▸ Instruction: Go through the entries one line at a time, and gather every line that has the word "failure".

start Records for the task

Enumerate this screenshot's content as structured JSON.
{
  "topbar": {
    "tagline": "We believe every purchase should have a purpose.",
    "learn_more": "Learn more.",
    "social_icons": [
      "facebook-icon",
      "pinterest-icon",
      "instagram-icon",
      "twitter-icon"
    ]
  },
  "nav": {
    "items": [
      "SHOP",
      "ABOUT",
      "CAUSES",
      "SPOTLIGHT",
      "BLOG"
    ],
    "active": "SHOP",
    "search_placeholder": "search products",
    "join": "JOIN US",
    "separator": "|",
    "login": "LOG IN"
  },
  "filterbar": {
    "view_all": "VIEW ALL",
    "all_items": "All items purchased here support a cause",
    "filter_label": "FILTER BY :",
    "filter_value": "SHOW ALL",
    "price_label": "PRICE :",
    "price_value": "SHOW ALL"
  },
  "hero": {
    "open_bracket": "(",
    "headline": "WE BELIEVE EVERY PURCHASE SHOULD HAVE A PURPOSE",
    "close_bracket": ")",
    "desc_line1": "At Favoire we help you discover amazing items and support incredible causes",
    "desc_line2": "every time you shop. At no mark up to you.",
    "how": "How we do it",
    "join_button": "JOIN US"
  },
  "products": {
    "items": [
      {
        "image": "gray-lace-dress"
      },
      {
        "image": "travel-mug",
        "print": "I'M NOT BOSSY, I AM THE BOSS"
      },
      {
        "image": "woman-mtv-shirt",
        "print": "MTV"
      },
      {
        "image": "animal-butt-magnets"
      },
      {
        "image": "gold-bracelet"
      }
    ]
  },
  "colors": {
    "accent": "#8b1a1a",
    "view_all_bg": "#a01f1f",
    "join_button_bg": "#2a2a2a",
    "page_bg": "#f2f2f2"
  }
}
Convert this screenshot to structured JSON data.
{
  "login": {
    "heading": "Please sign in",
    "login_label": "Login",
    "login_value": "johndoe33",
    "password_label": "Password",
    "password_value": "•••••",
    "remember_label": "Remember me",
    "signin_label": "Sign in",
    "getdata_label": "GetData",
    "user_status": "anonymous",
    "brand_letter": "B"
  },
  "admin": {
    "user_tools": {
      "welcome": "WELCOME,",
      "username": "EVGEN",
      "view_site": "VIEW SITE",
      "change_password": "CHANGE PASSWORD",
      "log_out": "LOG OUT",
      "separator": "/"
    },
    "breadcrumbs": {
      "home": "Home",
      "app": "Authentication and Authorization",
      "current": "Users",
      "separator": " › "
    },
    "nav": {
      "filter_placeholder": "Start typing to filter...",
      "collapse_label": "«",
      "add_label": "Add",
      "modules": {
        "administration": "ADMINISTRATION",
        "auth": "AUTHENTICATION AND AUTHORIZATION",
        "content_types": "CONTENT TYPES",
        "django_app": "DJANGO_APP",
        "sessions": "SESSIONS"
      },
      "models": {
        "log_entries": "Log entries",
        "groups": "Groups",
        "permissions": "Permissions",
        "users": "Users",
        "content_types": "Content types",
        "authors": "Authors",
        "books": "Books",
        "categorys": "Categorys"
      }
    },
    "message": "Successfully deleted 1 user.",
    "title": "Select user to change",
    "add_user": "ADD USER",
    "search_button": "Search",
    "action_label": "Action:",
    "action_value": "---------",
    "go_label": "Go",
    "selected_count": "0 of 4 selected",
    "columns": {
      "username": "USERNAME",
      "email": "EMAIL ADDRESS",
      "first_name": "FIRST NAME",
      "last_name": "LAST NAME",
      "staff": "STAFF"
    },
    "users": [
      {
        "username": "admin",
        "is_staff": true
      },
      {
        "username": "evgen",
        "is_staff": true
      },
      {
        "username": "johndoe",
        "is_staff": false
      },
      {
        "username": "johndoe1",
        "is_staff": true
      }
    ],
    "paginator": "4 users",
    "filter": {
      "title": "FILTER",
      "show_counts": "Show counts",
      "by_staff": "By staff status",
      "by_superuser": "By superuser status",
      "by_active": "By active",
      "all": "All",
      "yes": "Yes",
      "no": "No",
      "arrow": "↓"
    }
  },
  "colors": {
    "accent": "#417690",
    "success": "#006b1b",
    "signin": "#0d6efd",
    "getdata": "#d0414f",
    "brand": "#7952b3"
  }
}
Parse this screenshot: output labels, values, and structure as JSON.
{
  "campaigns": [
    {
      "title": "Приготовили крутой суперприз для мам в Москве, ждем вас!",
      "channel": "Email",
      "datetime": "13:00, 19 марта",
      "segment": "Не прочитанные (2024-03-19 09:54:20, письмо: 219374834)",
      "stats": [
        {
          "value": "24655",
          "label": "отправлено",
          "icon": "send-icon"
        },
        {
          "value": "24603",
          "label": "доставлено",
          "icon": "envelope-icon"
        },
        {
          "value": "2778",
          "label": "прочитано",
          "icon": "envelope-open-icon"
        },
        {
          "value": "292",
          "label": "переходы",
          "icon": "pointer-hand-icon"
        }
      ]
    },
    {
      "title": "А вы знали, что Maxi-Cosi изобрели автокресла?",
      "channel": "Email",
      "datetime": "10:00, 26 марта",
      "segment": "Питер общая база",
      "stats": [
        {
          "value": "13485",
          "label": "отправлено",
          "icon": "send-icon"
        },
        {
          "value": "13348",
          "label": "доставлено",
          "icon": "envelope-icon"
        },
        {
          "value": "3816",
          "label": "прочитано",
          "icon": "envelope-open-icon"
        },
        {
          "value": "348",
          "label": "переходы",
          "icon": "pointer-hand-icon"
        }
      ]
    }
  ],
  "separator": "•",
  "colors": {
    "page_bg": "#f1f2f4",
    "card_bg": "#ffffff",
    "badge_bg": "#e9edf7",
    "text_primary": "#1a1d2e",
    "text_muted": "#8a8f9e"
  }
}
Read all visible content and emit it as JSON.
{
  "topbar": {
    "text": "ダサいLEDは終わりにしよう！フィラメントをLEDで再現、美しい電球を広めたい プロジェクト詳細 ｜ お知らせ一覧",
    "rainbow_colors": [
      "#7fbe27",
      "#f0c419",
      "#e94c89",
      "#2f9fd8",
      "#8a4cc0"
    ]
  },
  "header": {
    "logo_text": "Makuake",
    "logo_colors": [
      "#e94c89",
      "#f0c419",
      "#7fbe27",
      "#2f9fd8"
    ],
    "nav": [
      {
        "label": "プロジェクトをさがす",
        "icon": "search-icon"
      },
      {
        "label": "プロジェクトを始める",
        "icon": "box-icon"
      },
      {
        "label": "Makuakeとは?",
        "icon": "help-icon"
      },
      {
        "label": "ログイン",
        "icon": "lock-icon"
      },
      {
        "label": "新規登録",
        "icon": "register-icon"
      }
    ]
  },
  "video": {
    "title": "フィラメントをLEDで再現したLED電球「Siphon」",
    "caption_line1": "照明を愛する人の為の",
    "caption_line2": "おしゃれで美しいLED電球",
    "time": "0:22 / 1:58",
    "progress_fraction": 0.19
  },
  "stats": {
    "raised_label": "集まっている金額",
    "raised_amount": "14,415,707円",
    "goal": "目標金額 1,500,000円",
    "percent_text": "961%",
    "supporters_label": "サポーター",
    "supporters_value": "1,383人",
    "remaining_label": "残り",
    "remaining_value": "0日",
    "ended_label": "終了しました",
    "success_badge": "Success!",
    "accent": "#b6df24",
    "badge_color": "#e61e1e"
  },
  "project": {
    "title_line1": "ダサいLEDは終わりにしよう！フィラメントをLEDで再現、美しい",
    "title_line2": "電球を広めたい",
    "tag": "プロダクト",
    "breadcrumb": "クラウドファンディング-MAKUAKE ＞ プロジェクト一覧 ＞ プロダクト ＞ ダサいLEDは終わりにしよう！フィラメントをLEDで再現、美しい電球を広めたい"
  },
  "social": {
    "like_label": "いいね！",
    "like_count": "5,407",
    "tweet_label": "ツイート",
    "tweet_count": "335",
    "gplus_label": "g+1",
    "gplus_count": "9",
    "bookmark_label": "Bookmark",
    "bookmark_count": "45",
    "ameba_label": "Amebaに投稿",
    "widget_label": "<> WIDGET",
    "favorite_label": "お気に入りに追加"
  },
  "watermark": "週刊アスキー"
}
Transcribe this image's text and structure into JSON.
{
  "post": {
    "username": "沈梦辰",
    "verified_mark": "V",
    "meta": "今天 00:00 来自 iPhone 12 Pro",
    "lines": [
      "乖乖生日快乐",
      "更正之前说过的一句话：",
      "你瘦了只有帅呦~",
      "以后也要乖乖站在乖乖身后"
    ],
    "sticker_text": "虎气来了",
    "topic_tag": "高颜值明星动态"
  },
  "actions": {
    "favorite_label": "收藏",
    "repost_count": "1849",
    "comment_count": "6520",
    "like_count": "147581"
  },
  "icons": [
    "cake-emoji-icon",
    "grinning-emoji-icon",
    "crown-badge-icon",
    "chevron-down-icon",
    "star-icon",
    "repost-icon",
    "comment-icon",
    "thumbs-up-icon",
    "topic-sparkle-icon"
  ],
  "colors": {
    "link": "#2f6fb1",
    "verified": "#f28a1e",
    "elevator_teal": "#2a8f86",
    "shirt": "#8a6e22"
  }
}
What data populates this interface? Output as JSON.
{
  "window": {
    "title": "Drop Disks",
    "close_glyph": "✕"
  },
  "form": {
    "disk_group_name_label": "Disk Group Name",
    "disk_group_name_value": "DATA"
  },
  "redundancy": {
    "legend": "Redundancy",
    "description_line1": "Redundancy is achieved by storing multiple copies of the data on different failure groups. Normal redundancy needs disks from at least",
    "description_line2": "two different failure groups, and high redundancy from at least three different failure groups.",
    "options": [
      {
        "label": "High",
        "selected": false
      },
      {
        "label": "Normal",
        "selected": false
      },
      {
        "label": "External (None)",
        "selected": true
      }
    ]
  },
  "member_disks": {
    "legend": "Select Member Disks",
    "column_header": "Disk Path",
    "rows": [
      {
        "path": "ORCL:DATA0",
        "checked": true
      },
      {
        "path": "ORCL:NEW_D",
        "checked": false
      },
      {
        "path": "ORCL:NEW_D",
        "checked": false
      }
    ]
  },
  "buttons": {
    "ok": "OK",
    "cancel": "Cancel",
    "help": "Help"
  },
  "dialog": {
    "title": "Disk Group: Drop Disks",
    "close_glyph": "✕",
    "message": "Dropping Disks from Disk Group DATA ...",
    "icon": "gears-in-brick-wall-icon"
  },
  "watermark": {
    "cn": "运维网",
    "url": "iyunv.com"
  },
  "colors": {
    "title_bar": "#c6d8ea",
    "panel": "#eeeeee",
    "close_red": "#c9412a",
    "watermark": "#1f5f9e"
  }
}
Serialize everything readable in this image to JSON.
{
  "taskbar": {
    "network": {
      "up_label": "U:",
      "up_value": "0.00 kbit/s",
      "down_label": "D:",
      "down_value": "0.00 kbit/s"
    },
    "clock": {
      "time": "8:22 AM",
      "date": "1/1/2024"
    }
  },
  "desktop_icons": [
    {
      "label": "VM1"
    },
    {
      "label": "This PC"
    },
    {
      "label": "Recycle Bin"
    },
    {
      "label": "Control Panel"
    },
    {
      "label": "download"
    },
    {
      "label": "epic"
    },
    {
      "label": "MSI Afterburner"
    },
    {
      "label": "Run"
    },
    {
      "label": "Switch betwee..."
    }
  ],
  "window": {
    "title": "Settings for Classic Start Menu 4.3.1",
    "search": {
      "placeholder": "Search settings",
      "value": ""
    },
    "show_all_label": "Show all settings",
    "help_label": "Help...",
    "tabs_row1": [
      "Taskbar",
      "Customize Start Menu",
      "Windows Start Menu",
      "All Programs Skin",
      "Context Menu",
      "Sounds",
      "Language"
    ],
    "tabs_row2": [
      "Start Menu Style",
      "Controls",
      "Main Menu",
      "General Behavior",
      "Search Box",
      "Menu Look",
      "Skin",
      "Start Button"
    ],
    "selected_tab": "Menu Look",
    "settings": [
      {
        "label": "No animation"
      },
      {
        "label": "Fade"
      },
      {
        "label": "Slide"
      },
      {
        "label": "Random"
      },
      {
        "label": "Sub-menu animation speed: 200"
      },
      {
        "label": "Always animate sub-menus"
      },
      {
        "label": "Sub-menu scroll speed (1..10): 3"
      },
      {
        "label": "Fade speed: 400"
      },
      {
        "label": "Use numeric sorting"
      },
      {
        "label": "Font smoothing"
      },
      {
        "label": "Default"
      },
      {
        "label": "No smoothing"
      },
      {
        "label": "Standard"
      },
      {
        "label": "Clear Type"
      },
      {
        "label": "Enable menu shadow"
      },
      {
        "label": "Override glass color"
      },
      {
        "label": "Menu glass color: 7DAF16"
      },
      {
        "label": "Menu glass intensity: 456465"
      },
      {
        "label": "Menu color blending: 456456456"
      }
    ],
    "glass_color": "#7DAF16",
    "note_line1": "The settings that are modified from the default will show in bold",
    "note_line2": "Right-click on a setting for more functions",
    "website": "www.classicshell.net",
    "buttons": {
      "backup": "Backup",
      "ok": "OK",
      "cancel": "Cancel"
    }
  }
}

end Records for the task

▸ Response:
    "description_line1": "Redundancy is achieved by storing multiple copies of the data on different failure groups. Normal redundancy needs disks from at least",
    "description_line2": "two different failure groups, and high redundancy from at least three different failure groups.",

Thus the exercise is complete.